> _REQUIRED WORK_
Take every line from the listing below that includes "brand" and copy it.

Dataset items
— begin —
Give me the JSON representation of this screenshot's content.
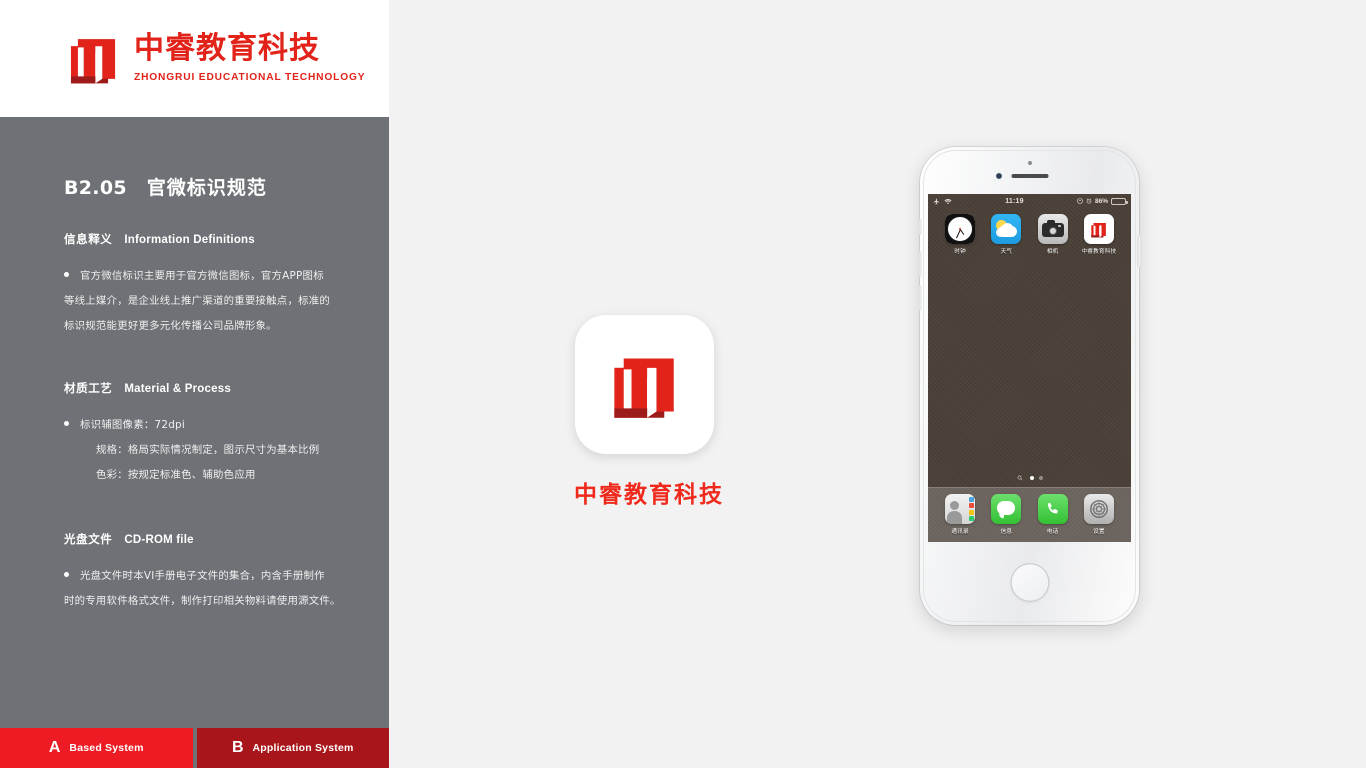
{
  "brand": {
    "name_cn": "中睿教育科技",
    "name_en": "ZHONGRUI EDUCATIONAL TECHNOLOGY",
    "logo_icon": "open-book-logo-icon",
    "primary_red": "#e2231a",
    "dark_red": "#a8151a"
  },
  "sidebar": {
    "background_color": "#6e7175",
    "section_number": "B2.05",
    "section_title_cn": "官微标识规范",
    "blocks": [
      {
        "head_cn": "信息释义",
        "head_en": "Information Definitions",
        "lines": [
          "官方微信标识主要用于官方微信图标，官方APP图标",
          "等线上媒介，是企业线上推广渠道的重要接触点，标准的",
          "标识规范能更好更多元化传播公司品牌形象。"
        ]
      },
      {
        "head_cn": "材质工艺",
        "head_en": "Material & Process",
        "lines": [
          "标识辅图像素：72dpi",
          "规格：格局实际情况制定，图示尺寸为基本比例",
          "色彩：按规定标准色、辅助色应用"
        ]
      },
      {
        "head_cn": "光盘文件",
        "head_en": "CD-ROM  file",
        "lines": [
          "光盘文件时本VI手册电子文件的集合，内含手册制作",
          "时的专用软件格式文件，制作打印相关物料请使用源文件。"
        ]
      }
    ]
  },
  "footer_tabs": [
    {
      "letter": "A",
      "label": "Based System",
      "color": "#ed1c24",
      "active": true
    },
    {
      "letter": "B",
      "label": "Application System",
      "color": "#a8151a",
      "active": false
    }
  ],
  "showcase": {
    "icon_name": "brand-app-icon",
    "label": "中睿教育科技",
    "label_color": "#ef2a1d",
    "tile_background": "#ffffff"
  },
  "phone": {
    "device": "iphone-6-silver",
    "wallpaper_color": "#4a4038",
    "status_bar": {
      "airplane_icon": "airplane-icon",
      "wifi_icon": "wifi-icon",
      "time": "11:19",
      "lock_icon": "rotation-lock-icon",
      "alarm_icon": "alarm-icon",
      "battery_percent": "86%",
      "battery_level": 86
    },
    "home_apps": [
      {
        "name": "时钟",
        "icon": "clock-icon"
      },
      {
        "name": "天气",
        "icon": "weather-icon"
      },
      {
        "name": "相机",
        "icon": "camera-icon"
      },
      {
        "name": "中睿教育科技",
        "icon": "brand-app-icon"
      }
    ],
    "page_indicator": {
      "search_icon": "search-icon",
      "pages": 2,
      "active_page": 1
    },
    "dock_apps": [
      {
        "name": "通讯录",
        "icon": "contacts-icon"
      },
      {
        "name": "信息",
        "icon": "messages-icon"
      },
      {
        "name": "电话",
        "icon": "phone-icon"
      },
      {
        "name": "设置",
        "icon": "settings-icon"
      }
    ],
    "home_button": "home-button"
  }
}
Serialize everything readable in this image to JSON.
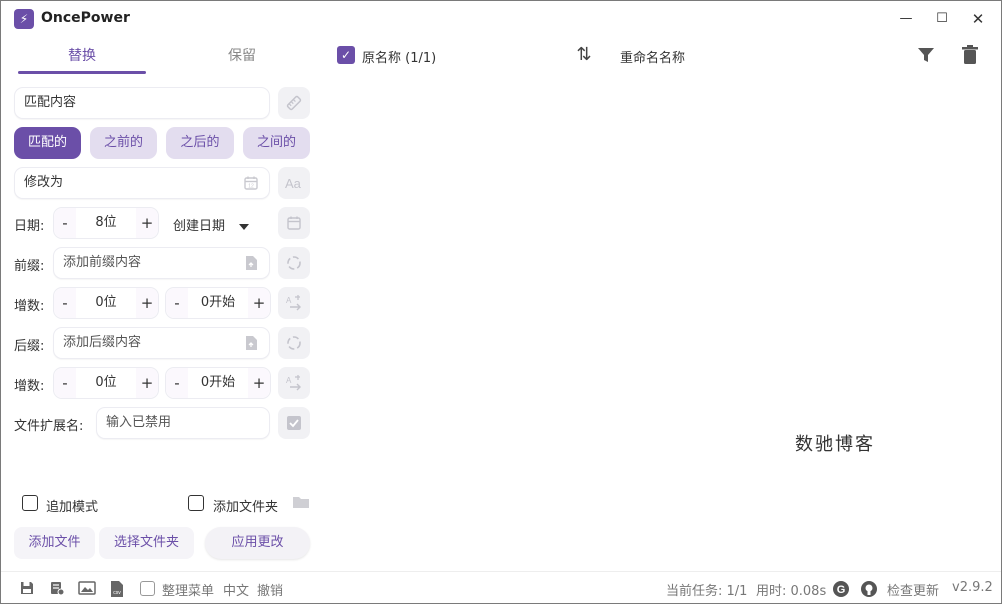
— end —
> _EXERCISE OUTPUT_
  "brand": {
    "icon_name": "brand-app-icon",
        "icon": "brand-app-icon"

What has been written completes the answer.